*Required work*. Search the data for the word "GALUA" and copy every line that contains it.

[Dataset records]
********
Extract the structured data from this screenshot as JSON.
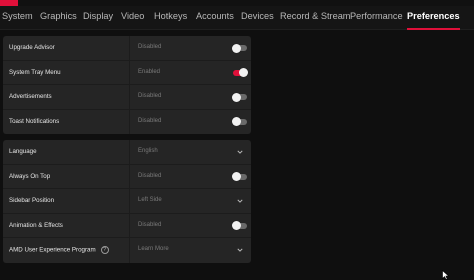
{
  "nav": {
    "tabs": [
      {
        "label": "System",
        "active": false
      },
      {
        "label": "Graphics",
        "active": false
      },
      {
        "label": "Display",
        "active": false
      },
      {
        "label": "Video",
        "active": false
      },
      {
        "label": "Hotkeys",
        "active": false
      },
      {
        "label": "Accounts",
        "active": false
      },
      {
        "label": "Devices",
        "active": false
      },
      {
        "label": "Record & Stream",
        "active": false
      },
      {
        "label": "Performance",
        "active": false
      },
      {
        "label": "Preferences",
        "active": true
      }
    ]
  },
  "group1": {
    "rows": [
      {
        "label": "Upgrade Advisor",
        "value": "Disabled",
        "control": "toggle",
        "on": false
      },
      {
        "label": "System Tray Menu",
        "value": "Enabled",
        "control": "toggle",
        "on": true
      },
      {
        "label": "Advertisements",
        "value": "Disabled",
        "control": "toggle",
        "on": false
      },
      {
        "label": "Toast Notifications",
        "value": "Disabled",
        "control": "toggle",
        "on": false
      }
    ]
  },
  "group2": {
    "rows": [
      {
        "label": "Language",
        "value": "English",
        "control": "dropdown"
      },
      {
        "label": "Always On Top",
        "value": "Disabled",
        "control": "toggle",
        "on": false
      },
      {
        "label": "Sidebar Position",
        "value": "Left Side",
        "control": "dropdown"
      },
      {
        "label": "Animation & Effects",
        "value": "Disabled",
        "control": "toggle",
        "on": false
      },
      {
        "label": "AMD User Experience Program",
        "value": "Learn More",
        "control": "dropdown",
        "help": "?"
      }
    ]
  },
  "colors": {
    "accent": "#e0103a",
    "background": "#0f0f0f",
    "panel": "#252525"
  }
}
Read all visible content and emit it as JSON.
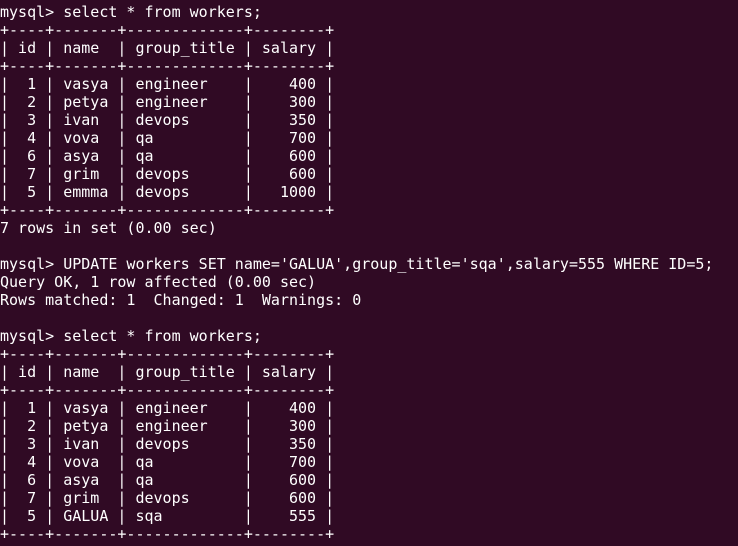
{
  "prompt": "mysql> ",
  "commands": [
    "select * from workers;",
    "UPDATE workers SET name='GALUA',group_title='sqa',salary=555 WHERE ID=5;",
    "select * from workers;"
  ],
  "table_border": "+----+-------+-------------+--------+",
  "table_header": "| id | name  | group_title | salary |",
  "before_rows": [
    "|  1 | vasya | engineer    |    400 |",
    "|  2 | petya | engineer    |    300 |",
    "|  3 | ivan  | devops      |    350 |",
    "|  4 | vova  | qa          |    700 |",
    "|  6 | asya  | qa          |    600 |",
    "|  7 | grim  | devops      |    600 |",
    "|  5 | emmma | devops      |   1000 |"
  ],
  "rows_in_set": "7 rows in set (0.00 sec)",
  "update_result": [
    "Query OK, 1 row affected (0.00 sec)",
    "Rows matched: 1  Changed: 1  Warnings: 0"
  ],
  "after_rows": [
    "|  1 | vasya | engineer    |    400 |",
    "|  2 | petya | engineer    |    300 |",
    "|  3 | ivan  | devops      |    350 |",
    "|  4 | vova  | qa          |    700 |",
    "|  6 | asya  | qa          |    600 |",
    "|  7 | grim  | devops      |    600 |",
    "|  5 | GALUA | sqa         |    555 |"
  ],
  "colors": {
    "background": "#300a24",
    "text": "#ffffff"
  }
}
********
*Complete output*.
    "UPDATE workers SET name='GALUA',group_title='sqa',salary=555 WHERE ID=5;",
    "|  5 | GALUA | sqa         |    555 |"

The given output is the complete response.